***** Data for processing *****
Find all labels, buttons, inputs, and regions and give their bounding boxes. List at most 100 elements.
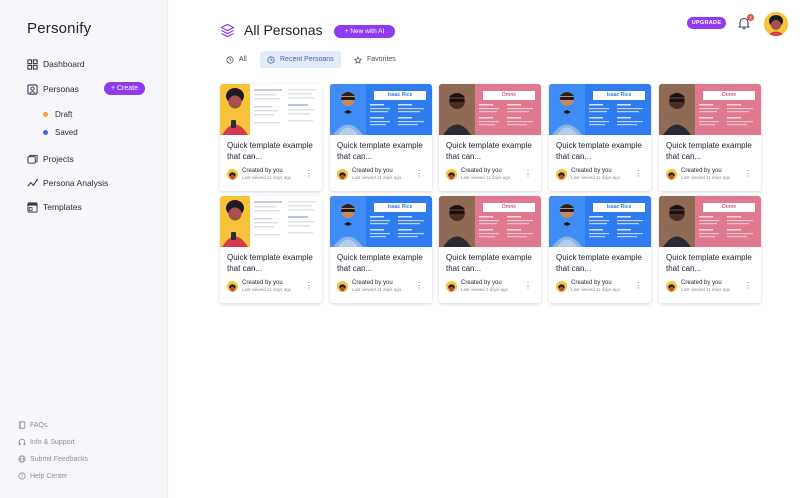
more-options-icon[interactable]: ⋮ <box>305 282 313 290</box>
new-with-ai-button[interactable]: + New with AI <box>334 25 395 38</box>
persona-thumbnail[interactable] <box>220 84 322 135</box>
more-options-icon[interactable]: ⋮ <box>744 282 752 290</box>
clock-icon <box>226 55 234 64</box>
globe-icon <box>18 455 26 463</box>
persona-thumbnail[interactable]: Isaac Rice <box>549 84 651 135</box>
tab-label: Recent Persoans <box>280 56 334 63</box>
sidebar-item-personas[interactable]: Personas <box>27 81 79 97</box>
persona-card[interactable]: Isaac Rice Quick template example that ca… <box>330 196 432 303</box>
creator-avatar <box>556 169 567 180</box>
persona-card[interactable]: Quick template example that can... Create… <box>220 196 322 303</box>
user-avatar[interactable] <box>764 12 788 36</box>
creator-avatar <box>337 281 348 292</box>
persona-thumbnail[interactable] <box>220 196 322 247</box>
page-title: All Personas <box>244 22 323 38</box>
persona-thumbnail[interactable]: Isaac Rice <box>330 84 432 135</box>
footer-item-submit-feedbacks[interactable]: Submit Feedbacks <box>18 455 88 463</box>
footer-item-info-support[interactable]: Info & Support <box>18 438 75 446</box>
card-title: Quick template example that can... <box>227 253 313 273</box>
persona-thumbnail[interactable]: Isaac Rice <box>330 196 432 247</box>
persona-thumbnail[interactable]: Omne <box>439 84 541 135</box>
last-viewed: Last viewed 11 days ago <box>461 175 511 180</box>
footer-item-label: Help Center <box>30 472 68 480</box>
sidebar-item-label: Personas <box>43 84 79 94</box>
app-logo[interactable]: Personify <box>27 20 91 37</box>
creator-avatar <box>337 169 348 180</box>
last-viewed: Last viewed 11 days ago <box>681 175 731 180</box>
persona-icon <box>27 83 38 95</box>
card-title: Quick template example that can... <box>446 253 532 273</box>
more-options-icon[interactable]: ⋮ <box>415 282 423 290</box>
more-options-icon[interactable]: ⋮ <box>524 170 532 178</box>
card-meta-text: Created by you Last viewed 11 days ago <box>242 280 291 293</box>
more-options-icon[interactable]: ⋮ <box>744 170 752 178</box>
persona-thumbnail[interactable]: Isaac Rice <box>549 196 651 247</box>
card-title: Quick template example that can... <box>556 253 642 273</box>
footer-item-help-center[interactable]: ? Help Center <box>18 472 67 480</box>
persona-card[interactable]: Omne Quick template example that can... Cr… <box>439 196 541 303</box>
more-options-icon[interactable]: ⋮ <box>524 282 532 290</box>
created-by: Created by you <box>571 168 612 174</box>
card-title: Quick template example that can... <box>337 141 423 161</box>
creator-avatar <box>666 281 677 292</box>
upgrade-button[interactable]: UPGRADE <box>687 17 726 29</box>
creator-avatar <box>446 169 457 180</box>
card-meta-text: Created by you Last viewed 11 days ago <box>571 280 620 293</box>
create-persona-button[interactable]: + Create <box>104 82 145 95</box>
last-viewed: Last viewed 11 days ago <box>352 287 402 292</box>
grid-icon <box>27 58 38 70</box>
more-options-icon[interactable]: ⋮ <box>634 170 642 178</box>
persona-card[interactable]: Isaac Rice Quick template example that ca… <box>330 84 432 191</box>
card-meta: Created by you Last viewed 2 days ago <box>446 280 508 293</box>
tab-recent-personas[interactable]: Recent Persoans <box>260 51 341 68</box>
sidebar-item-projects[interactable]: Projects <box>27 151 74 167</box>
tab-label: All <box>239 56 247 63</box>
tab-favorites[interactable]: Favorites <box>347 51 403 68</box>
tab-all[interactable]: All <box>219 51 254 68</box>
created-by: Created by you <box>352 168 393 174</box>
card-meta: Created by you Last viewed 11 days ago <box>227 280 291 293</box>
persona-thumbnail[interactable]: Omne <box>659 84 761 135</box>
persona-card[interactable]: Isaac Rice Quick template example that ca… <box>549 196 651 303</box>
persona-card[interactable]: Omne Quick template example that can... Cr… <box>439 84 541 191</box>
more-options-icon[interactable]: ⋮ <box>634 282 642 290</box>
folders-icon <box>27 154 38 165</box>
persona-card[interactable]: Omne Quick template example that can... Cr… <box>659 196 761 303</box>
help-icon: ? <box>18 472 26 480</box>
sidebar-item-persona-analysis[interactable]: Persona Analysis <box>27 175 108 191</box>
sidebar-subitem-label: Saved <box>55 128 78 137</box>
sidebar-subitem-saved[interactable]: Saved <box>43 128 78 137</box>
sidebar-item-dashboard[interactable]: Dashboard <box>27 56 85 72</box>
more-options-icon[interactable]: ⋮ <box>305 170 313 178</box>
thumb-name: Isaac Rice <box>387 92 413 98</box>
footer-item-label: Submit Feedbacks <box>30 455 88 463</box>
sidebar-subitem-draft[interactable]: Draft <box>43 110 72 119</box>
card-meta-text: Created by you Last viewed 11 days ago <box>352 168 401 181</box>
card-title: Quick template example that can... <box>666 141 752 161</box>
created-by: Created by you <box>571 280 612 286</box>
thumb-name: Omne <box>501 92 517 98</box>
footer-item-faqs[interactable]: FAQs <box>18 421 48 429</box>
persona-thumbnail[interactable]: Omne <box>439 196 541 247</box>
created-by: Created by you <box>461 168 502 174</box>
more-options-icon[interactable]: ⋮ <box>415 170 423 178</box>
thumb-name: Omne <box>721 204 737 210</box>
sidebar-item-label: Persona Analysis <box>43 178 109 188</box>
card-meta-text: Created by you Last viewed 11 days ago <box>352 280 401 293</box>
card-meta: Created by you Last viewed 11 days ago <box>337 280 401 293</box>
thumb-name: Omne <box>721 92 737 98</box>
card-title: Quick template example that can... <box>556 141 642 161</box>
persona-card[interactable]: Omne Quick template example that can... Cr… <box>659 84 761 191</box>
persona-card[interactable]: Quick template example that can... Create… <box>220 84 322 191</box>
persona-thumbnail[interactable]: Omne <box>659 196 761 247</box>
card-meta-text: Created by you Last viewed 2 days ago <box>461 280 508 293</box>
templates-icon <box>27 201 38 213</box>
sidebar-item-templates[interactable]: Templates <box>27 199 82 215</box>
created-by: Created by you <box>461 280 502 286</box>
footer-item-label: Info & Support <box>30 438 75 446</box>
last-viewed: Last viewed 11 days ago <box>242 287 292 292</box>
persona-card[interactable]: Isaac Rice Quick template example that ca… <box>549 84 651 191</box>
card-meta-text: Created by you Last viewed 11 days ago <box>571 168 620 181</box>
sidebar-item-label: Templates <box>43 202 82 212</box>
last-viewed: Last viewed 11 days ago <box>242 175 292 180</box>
*****
***** Data for processing *****
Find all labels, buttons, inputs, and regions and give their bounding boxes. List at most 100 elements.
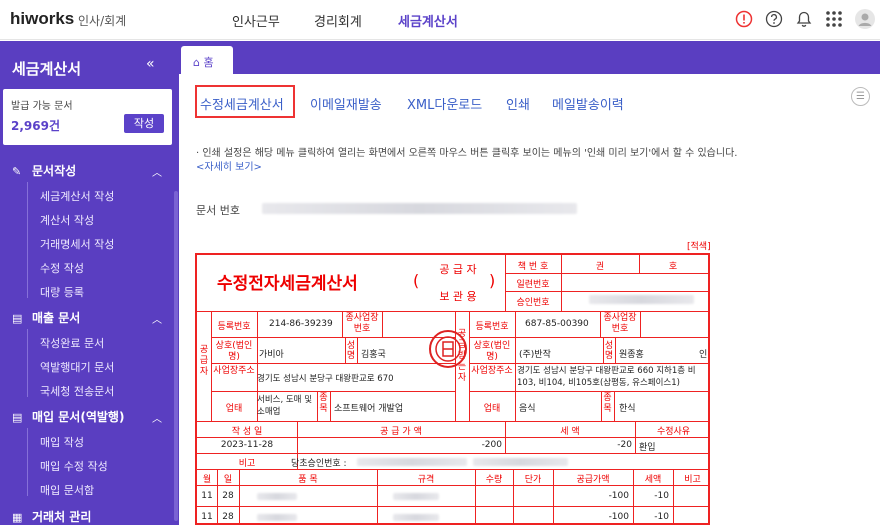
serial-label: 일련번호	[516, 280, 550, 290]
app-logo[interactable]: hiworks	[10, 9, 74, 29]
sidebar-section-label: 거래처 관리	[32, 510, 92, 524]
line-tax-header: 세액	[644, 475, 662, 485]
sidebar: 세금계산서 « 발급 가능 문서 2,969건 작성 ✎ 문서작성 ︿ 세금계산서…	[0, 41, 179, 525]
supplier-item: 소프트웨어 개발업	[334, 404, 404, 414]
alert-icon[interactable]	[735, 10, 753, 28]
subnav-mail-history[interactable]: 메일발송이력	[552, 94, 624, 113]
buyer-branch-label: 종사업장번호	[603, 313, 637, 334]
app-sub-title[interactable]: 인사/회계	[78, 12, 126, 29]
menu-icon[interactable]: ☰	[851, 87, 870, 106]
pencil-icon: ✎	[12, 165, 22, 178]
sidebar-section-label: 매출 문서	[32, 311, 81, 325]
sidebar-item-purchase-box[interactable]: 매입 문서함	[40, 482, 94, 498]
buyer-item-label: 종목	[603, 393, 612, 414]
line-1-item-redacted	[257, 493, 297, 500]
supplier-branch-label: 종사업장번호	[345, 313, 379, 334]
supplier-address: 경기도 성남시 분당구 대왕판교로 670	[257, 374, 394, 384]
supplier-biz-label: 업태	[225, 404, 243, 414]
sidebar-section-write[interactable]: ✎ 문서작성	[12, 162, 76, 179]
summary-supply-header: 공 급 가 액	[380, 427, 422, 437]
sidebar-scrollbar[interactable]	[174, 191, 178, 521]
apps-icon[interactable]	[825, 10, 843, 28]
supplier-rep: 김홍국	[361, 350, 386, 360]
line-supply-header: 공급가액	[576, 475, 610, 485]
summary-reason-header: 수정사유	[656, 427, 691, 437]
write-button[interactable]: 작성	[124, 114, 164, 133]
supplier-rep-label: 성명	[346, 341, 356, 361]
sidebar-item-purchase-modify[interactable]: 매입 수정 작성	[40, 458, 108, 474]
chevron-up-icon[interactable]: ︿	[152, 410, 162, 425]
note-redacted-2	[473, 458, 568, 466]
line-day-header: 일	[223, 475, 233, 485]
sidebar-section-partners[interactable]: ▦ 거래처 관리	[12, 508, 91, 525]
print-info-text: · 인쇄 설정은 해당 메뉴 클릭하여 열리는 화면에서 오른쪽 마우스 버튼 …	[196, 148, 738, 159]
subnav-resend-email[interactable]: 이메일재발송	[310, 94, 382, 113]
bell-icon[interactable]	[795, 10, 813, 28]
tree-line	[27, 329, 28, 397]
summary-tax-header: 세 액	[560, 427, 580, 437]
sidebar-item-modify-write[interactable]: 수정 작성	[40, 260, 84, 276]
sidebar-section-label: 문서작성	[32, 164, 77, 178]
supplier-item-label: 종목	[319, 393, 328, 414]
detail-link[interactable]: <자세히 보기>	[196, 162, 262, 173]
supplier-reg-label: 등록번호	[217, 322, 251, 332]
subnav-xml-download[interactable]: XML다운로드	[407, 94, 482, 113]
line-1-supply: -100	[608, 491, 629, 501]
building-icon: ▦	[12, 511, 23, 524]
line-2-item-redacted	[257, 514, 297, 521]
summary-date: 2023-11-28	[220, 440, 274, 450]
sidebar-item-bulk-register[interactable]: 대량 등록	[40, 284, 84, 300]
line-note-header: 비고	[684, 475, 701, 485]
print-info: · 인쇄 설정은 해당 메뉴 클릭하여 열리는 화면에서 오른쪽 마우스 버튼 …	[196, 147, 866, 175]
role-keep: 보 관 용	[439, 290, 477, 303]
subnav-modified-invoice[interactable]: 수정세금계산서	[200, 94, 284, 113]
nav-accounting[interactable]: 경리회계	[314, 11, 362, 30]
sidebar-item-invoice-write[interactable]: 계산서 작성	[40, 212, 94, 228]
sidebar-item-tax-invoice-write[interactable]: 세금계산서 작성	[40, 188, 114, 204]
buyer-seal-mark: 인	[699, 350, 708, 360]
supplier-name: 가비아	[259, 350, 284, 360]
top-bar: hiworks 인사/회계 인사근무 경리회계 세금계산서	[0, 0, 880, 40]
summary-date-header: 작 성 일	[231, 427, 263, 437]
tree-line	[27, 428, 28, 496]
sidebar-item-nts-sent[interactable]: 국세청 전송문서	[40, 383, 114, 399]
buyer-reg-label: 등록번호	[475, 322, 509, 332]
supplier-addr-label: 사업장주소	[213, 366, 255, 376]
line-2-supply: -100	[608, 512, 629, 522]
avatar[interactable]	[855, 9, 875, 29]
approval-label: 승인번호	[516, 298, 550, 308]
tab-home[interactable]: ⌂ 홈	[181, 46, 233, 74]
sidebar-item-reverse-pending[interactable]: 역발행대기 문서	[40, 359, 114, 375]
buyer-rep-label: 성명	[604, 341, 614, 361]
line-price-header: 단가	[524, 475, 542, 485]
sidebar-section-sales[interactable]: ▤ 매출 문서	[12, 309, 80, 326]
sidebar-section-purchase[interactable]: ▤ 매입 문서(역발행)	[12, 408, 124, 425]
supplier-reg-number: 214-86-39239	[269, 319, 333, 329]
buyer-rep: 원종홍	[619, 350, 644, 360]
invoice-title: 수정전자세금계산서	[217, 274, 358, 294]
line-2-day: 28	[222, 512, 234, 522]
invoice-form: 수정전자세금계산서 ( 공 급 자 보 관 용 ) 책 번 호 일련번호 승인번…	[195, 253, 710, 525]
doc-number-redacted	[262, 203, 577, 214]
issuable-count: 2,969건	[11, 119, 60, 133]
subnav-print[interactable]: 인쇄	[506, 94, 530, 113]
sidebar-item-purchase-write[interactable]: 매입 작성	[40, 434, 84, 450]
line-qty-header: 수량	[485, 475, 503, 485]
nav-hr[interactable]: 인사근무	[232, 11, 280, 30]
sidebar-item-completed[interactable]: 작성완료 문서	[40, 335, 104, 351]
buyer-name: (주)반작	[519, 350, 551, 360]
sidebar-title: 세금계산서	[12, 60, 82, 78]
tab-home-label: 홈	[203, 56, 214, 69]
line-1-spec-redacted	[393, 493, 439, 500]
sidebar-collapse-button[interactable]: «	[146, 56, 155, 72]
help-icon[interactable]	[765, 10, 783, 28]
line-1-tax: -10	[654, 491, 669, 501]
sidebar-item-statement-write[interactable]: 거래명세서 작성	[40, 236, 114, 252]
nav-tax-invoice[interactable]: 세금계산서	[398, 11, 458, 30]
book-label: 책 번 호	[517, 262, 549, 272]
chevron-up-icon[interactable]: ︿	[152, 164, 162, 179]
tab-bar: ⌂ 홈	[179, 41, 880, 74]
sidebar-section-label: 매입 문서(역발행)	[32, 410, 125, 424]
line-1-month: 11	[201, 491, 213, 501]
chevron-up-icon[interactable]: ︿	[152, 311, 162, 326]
*****
***** Data for processing *****
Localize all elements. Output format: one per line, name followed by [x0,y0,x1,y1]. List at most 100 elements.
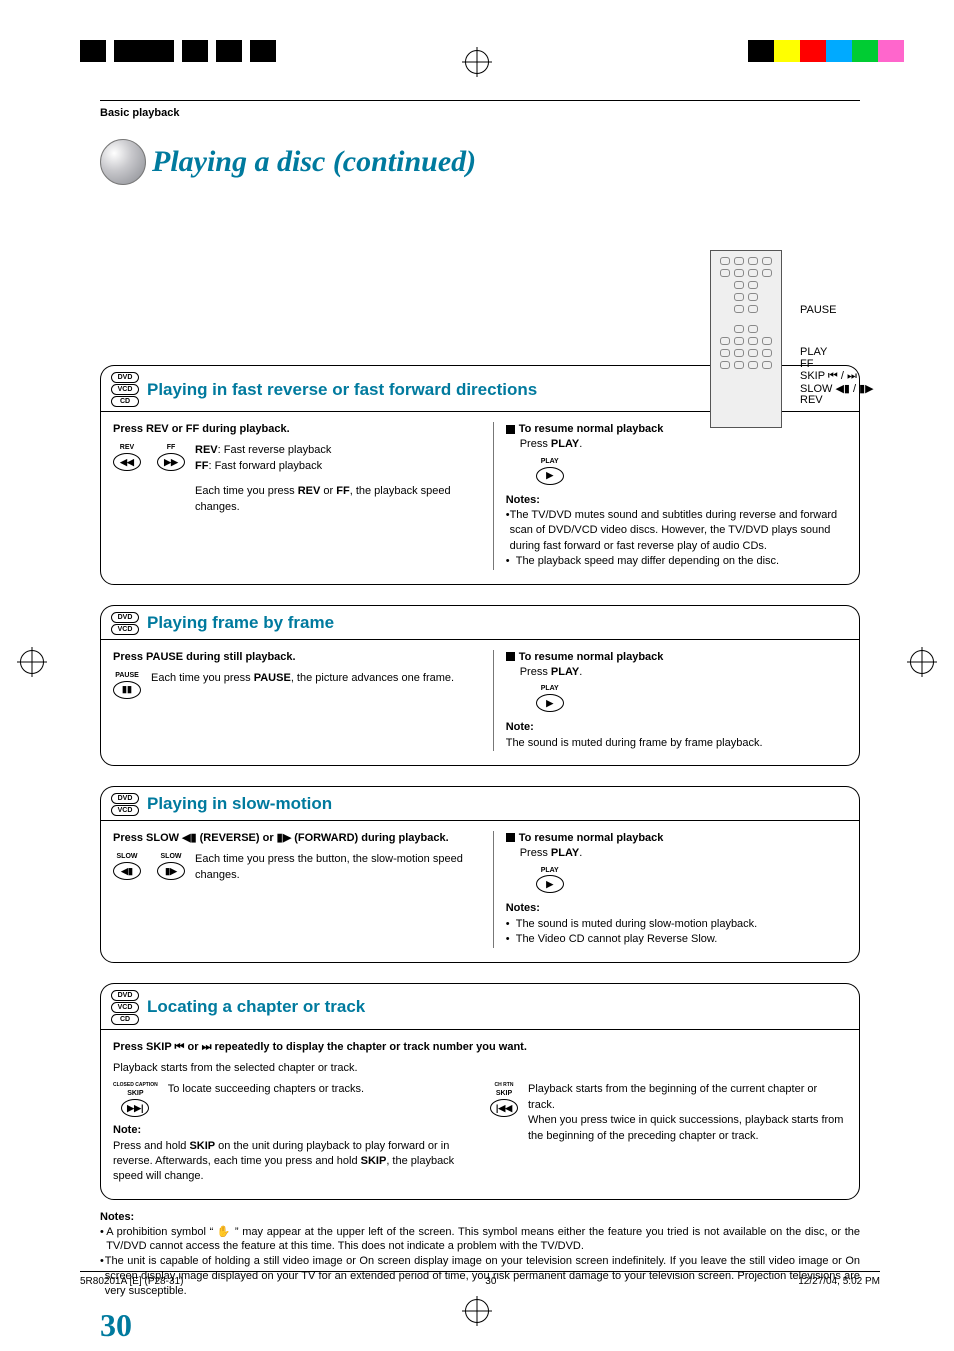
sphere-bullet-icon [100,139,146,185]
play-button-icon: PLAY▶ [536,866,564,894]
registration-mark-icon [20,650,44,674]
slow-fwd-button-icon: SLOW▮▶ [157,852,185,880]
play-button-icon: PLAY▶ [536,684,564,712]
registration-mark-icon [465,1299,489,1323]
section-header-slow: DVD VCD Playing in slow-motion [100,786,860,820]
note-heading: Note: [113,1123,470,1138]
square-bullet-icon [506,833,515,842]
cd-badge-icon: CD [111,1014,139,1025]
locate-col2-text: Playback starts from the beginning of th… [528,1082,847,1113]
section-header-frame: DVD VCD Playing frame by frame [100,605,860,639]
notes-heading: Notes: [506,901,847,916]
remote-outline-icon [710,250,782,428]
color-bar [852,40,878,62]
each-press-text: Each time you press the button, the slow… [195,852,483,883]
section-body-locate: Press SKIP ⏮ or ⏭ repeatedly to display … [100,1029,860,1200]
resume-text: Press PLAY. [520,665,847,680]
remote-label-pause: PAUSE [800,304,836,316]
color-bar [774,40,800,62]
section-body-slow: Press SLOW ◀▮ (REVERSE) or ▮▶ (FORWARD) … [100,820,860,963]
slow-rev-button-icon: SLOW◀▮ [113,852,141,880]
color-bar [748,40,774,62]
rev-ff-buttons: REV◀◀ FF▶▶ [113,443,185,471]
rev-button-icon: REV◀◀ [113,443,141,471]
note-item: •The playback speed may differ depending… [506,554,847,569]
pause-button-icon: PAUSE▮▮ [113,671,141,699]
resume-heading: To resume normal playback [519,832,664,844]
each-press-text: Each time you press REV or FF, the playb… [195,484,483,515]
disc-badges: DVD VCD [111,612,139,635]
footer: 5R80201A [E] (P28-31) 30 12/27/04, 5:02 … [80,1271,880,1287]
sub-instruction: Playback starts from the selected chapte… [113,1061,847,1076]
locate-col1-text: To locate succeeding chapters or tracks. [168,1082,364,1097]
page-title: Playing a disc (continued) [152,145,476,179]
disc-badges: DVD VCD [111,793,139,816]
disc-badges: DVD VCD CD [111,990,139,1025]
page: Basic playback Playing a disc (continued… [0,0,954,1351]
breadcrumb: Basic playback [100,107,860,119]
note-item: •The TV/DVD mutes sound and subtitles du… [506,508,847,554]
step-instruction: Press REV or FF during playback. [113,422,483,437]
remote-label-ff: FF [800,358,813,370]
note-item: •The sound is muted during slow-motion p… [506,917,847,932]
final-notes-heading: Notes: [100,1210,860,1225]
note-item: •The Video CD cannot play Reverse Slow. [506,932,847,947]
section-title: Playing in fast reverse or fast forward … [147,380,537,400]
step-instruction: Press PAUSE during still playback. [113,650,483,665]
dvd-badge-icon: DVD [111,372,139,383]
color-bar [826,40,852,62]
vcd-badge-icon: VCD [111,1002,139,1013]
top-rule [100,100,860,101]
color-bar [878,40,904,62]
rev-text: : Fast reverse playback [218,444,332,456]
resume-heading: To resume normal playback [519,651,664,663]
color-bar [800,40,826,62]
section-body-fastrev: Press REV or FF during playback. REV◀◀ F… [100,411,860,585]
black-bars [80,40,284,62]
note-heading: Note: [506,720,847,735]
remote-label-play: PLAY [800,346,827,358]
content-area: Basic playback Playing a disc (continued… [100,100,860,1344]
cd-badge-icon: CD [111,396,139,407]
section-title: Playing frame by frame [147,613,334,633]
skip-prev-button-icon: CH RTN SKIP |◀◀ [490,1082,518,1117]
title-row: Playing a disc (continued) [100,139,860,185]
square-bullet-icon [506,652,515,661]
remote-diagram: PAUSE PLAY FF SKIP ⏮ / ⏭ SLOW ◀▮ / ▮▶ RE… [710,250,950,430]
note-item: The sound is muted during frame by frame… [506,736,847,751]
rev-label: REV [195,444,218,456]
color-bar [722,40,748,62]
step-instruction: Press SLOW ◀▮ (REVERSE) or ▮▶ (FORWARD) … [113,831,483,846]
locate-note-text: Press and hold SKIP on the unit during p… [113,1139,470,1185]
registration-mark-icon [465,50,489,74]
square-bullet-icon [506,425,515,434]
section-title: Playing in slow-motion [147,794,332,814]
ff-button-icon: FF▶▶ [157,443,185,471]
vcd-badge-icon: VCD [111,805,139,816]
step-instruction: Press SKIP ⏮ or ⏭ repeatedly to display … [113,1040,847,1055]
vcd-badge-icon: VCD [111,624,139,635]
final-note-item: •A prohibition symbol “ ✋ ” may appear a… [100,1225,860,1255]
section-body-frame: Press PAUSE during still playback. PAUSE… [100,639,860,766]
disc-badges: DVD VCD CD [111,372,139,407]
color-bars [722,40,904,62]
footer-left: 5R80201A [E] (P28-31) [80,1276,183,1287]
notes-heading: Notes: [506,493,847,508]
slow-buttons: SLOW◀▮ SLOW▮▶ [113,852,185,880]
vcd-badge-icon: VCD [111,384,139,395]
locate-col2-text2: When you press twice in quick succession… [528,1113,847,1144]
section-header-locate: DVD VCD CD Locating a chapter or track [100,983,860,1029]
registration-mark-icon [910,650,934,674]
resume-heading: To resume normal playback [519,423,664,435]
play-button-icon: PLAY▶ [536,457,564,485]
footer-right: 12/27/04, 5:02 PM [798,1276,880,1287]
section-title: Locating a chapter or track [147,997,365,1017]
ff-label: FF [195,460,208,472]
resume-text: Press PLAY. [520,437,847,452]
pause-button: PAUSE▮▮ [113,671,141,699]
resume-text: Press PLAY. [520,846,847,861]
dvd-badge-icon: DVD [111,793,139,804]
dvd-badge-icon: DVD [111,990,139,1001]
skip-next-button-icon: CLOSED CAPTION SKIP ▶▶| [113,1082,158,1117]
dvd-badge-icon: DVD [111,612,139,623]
*****
Set problem:
Retype every line from the one containing "more-options-icon[interactable]: ⋮ <box>305 282" down to the one containing "card-title: Quick template example that can... <box>227", including both of those lines, without changing anything.

Written response:
more-options-icon[interactable]: ⋮ <box>305 282 313 290</box>
new-with-ai-button[interactable]: + New with AI <box>334 25 395 38</box>
persona-thumbnail[interactable] <box>220 84 322 135</box>
more-options-icon[interactable]: ⋮ <box>744 282 752 290</box>
clock-icon <box>226 55 234 64</box>
globe-icon <box>18 455 26 463</box>
persona-thumbnail[interactable]: Isaac Rice <box>549 84 651 135</box>
tab-label: Recent Persoans <box>280 56 334 63</box>
sidebar-item-personas[interactable]: Personas <box>27 81 79 97</box>
persona-card[interactable]: Isaac Rice Quick template example that ca… <box>330 196 432 303</box>
creator-avatar <box>556 169 567 180</box>
persona-card[interactable]: Quick template example that can... Create… <box>220 196 322 303</box>
user-avatar[interactable] <box>764 12 788 36</box>
creator-avatar <box>337 281 348 292</box>
persona-thumbnail[interactable] <box>220 196 322 247</box>
page-title: All Personas <box>244 22 323 38</box>
persona-thumbnail[interactable]: Isaac Rice <box>330 84 432 135</box>
footer-item-submit-feedbacks[interactable]: Submit Feedbacks <box>18 455 88 463</box>
footer-item-info-support[interactable]: Info & Support <box>18 438 75 446</box>
card-title: Quick template example that can... <box>227 253 313 273</box>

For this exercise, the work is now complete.